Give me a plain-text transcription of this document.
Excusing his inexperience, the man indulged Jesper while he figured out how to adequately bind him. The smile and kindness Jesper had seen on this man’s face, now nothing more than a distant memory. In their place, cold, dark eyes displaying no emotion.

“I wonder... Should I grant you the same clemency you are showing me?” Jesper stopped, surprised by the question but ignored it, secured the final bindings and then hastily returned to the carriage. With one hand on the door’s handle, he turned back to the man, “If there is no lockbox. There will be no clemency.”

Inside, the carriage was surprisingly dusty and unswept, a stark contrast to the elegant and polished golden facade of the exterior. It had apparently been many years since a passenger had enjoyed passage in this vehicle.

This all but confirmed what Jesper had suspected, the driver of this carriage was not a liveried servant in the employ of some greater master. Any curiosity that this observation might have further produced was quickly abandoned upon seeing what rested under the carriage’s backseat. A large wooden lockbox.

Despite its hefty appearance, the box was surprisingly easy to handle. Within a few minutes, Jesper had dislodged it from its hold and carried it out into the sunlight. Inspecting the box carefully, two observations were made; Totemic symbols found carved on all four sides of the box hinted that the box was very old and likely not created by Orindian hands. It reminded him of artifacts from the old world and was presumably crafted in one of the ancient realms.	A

...

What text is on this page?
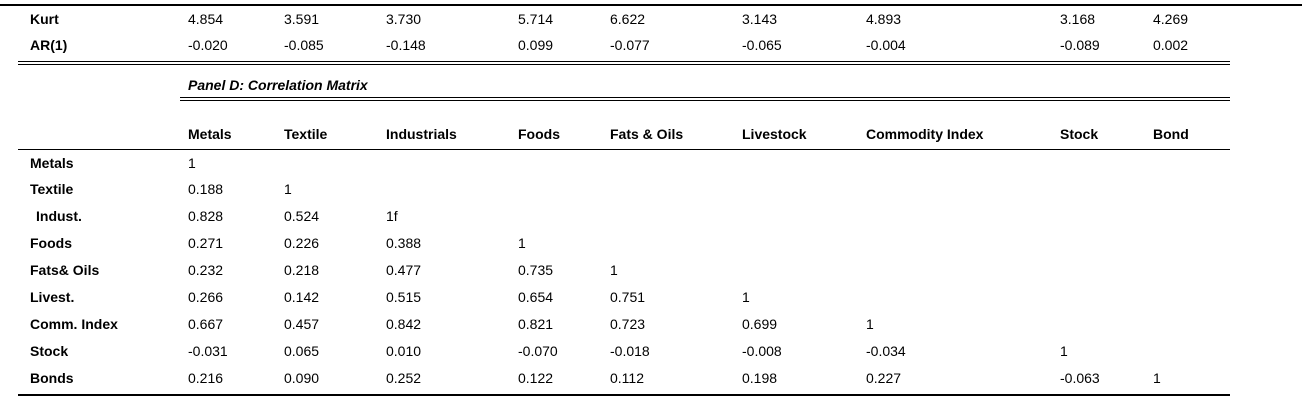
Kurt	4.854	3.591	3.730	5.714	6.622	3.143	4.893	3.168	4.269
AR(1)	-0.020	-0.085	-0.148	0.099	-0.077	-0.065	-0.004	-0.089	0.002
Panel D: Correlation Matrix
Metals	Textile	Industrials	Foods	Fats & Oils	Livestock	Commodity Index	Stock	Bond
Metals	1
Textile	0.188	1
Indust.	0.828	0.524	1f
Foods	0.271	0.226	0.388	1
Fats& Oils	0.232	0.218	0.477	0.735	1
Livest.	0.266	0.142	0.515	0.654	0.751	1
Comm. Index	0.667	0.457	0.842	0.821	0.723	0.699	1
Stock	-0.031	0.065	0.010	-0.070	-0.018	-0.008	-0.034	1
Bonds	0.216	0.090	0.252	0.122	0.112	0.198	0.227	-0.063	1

Task to complete –
Copy out every line where the word "Stock" occurs.

Correct result –
Metals	Textile	Industrials	Foods	Fats & Oils	Livestock	Commodity Index	Stock	Bond
Stock	-0.031	0.065	0.010	-0.070	-0.018	-0.008	-0.034	1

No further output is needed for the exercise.